Set task:
In the material below, find each line holding the string "supernatural" and copy it.
+ + + + +
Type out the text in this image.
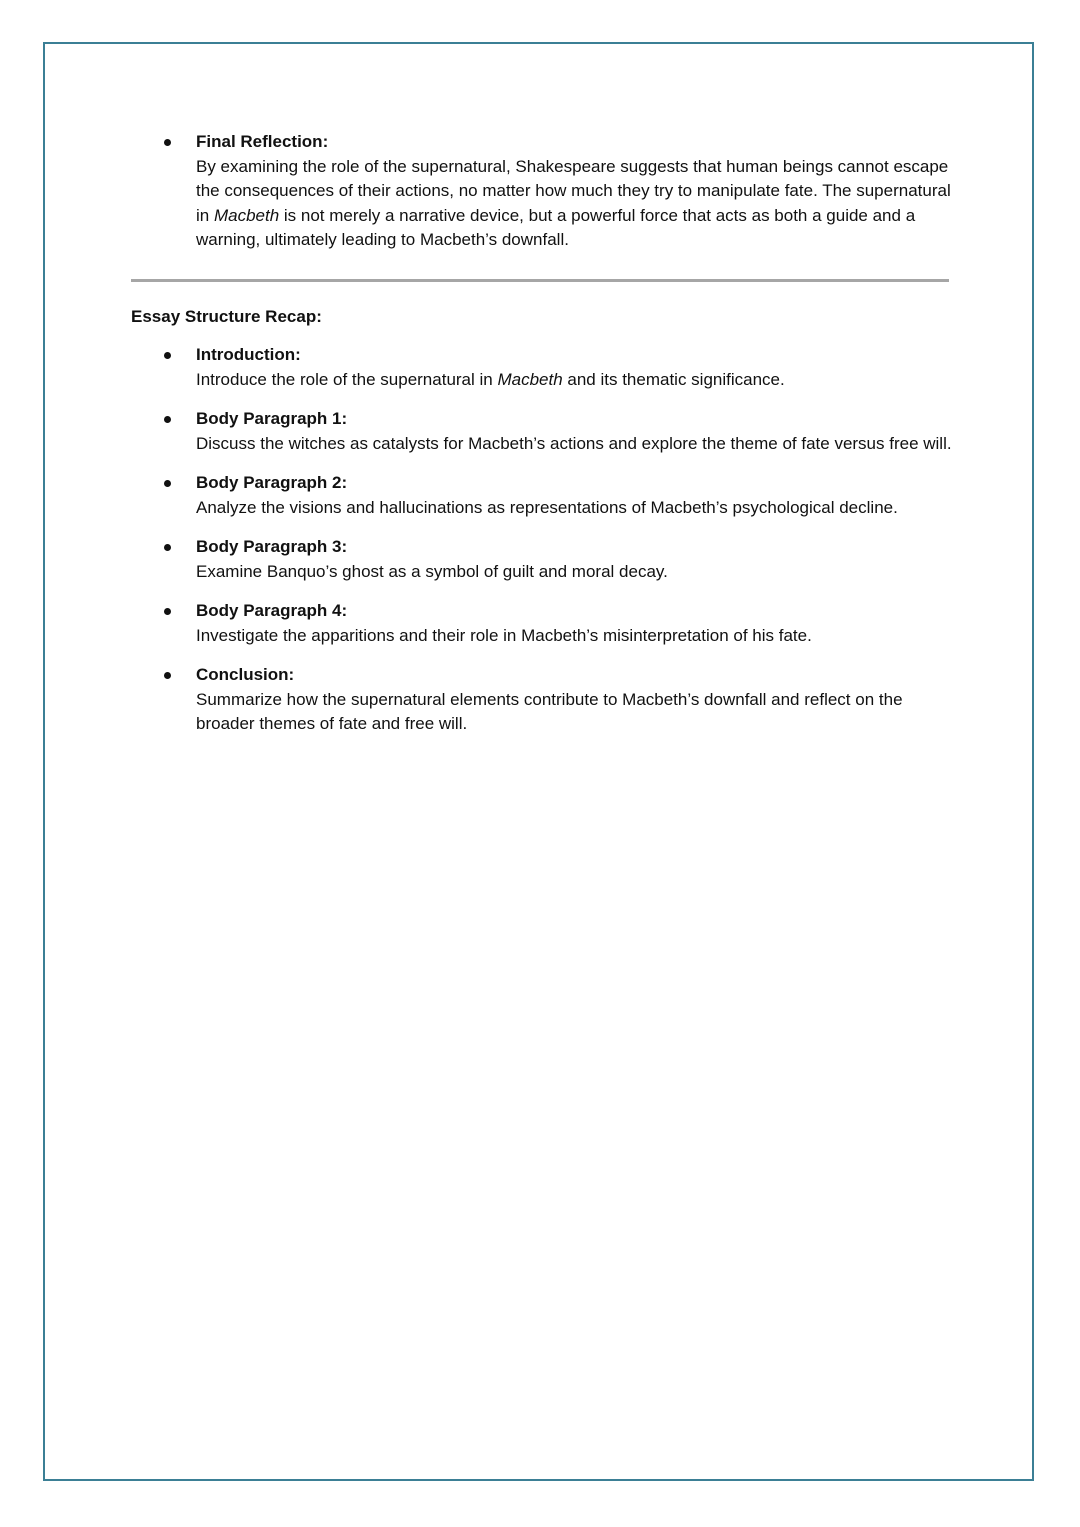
Final Reflection:
By examining the role of the supernatural, Shakespeare suggests that human beings cannot escape the consequences of their actions, no matter how much they try to manipulate fate. The supernatural in Macbeth is not merely a narrative device, but a powerful force that acts as both a guide and a warning, ultimately leading to Macbeth’s downfall.
Essay Structure Recap:
Introduction:
Introduce the role of the supernatural in Macbeth and its thematic significance.
Body Paragraph 1:
Discuss the witches as catalysts for Macbeth’s actions and explore the theme of fate versus free will.
Body Paragraph 2:
Analyze the visions and hallucinations as representations of Macbeth’s psychological decline.
Body Paragraph 3:
Examine Banquo’s ghost as a symbol of guilt and moral decay.
Body Paragraph 4:
Investigate the apparitions and their role in Macbeth’s misinterpretation of his fate.
Conclusion:
Summarize how the supernatural elements contribute to Macbeth’s downfall and reflect on the broader themes of fate and free will.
+ + + + +
Reply:
By examining the role of the supernatural, Shakespeare suggests that human beings cannot escape the consequences of their actions, no matter how much they try to manipulate fate. The supernatural in Macbeth is not merely a narrative device, but a powerful force that acts as both a guide and a warning, ultimately leading to Macbeth’s downfall.
Introduce the role of the supernatural in Macbeth and its thematic significance.
Summarize how the supernatural elements contribute to Macbeth’s downfall and reflect on the broader themes of fate and free will.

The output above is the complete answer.